Would you extract the whole listing below and retype it exactly?
>>>>>
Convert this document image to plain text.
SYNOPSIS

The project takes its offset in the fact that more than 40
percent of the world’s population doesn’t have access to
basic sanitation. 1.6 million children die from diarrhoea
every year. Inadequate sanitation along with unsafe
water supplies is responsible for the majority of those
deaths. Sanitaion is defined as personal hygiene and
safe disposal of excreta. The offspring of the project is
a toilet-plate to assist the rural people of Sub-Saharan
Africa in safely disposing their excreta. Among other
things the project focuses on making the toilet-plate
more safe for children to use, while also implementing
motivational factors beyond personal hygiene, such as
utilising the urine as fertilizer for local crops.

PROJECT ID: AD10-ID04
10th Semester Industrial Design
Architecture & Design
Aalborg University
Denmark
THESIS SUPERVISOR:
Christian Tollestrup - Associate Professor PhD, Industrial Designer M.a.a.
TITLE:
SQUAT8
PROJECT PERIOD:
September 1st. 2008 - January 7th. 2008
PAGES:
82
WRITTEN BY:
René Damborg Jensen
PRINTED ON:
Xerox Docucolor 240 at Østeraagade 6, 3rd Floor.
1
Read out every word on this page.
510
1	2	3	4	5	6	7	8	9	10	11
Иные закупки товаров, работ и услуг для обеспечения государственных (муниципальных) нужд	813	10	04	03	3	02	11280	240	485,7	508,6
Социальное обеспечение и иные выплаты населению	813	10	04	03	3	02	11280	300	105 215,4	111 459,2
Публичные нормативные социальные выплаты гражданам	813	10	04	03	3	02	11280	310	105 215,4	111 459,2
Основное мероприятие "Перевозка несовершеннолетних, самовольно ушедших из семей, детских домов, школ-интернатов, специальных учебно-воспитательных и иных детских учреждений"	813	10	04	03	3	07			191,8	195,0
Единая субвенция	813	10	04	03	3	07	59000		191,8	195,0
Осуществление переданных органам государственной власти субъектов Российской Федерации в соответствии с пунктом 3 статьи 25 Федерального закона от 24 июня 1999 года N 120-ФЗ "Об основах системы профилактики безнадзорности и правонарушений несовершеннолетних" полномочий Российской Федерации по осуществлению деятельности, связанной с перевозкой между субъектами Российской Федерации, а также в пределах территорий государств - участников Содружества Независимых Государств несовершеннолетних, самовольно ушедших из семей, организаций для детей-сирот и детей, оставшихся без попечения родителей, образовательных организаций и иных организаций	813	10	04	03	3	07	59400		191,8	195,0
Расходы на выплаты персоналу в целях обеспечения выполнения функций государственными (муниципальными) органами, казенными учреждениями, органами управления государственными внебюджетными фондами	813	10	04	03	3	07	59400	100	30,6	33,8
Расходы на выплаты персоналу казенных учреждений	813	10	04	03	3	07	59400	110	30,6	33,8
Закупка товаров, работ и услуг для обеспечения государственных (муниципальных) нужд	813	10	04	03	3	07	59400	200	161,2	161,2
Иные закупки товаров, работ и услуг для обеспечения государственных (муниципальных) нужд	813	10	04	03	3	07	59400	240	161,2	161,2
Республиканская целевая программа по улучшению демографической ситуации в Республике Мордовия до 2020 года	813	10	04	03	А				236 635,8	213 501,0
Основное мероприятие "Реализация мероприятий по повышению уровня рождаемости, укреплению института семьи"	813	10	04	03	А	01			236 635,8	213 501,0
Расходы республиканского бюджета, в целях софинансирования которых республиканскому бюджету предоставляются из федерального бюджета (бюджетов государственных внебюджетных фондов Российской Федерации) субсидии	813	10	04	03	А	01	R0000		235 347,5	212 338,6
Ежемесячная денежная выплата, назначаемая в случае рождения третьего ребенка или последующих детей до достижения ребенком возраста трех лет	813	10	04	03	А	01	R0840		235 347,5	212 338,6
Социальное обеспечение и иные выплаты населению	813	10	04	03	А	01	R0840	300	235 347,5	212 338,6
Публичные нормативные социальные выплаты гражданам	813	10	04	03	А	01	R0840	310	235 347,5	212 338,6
<<<<<
Finished task:
Convert this document image to plain text.
SYNOPSIS

The project takes its offset in the fact that more than 40
percent of the world’s population doesn’t have access to
basic sanitation. 1.6 million children die from diarrhoea
every year. Inadequate sanitation along with unsafe
water supplies is responsible for the majority of those
deaths. Sanitaion is defined as personal hygiene and
safe disposal of excreta. The offspring of the project is
a toilet-plate to assist the rural people of Sub-Saharan
Africa in safely disposing their excreta. Among other
things the project focuses on making the toilet-plate
more safe for children to use, while also implementing
motivational factors beyond personal hygiene, such as
utilising the urine as fertilizer for local crops.

PROJECT ID: AD10-ID04
10th Semester Industrial Design
Architecture & Design
Aalborg University
Denmark
THESIS SUPERVISOR:
Christian Tollestrup - Associate Professor PhD, Industrial Designer M.a.a.
TITLE:
SQUAT8
PROJECT PERIOD:
September 1st. 2008 - January 7th. 2008
PAGES:
82
WRITTEN BY:
René Damborg Jensen
PRINTED ON:
Xerox Docucolor 240 at Østeraagade 6, 3rd Floor.
1
Read out every word on this page.
510
1	2	3	4	5	6	7	8	9	10	11
Иные закупки товаров, работ и услуг для обеспечения государственных (муниципальных) нужд	813	10	04	03	3	02	11280	240	485,7	508,6
Социальное обеспечение и иные выплаты населению	813	10	04	03	3	02	11280	300	105 215,4	111 459,2
Публичные нормативные социальные выплаты гражданам	813	10	04	03	3	02	11280	310	105 215,4	111 459,2
Основное мероприятие "Перевозка несовершеннолетних, самовольно ушедших из семей, детских домов, школ-интернатов, специальных учебно-воспитательных и иных детских учреждений"	813	10	04	03	3	07			191,8	195,0
Единая субвенция	813	10	04	03	3	07	59000		191,8	195,0
Осуществление переданных органам государственной власти субъектов Российской Федерации в соответствии с пунктом 3 статьи 25 Федерального закона от 24 июня 1999 года N 120-ФЗ "Об основах системы профилактики безнадзорности и правонарушений несовершеннолетних" полномочий Российской Федерации по осуществлению деятельности, связанной с перевозкой между субъектами Российской Федерации, а также в пределах территорий государств - участников Содружества Независимых Государств несовершеннолетних, самовольно ушедших из семей, организаций для детей-сирот и детей, оставшихся без попечения родителей, образовательных организаций и иных организаций	813	10	04	03	3	07	59400		191,8	195,0
Расходы на выплаты персоналу в целях обеспечения выполнения функций государственными (муниципальными) органами, казенными учреждениями, органами управления государственными внебюджетными фондами	813	10	04	03	3	07	59400	100	30,6	33,8
Расходы на выплаты персоналу казенных учреждений	813	10	04	03	3	07	59400	110	30,6	33,8
Закупка товаров, работ и услуг для обеспечения государственных (муниципальных) нужд	813	10	04	03	3	07	59400	200	161,2	161,2
Иные закупки товаров, работ и услуг для обеспечения государственных (муниципальных) нужд	813	10	04	03	3	07	59400	240	161,2	161,2
Республиканская целевая программа по улучшению демографической ситуации в Республике Мордовия до 2020 года	813	10	04	03	А				236 635,8	213 501,0
Основное мероприятие "Реализация мероприятий по повышению уровня рождаемости, укреплению института семьи"	813	10	04	03	А	01			236 635,8	213 501,0
Расходы республиканского бюджета, в целях софинансирования которых республиканскому бюджету предоставляются из федерального бюджета (бюджетов государственных внебюджетных фондов Российской Федерации) субсидии	813	10	04	03	А	01	R0000		235 347,5	212 338,6
Ежемесячная денежная выплата, назначаемая в случае рождения третьего ребенка или последующих детей до достижения ребенком возраста трех лет	813	10	04	03	А	01	R0840		235 347,5	212 338,6
Социальное обеспечение и иные выплаты населению	813	10	04	03	А	01	R0840	300	235 347,5	212 338,6
Публичные нормативные социальные выплаты гражданам	813	10	04	03	А	01	R0840	310	235 347,5	212 338,6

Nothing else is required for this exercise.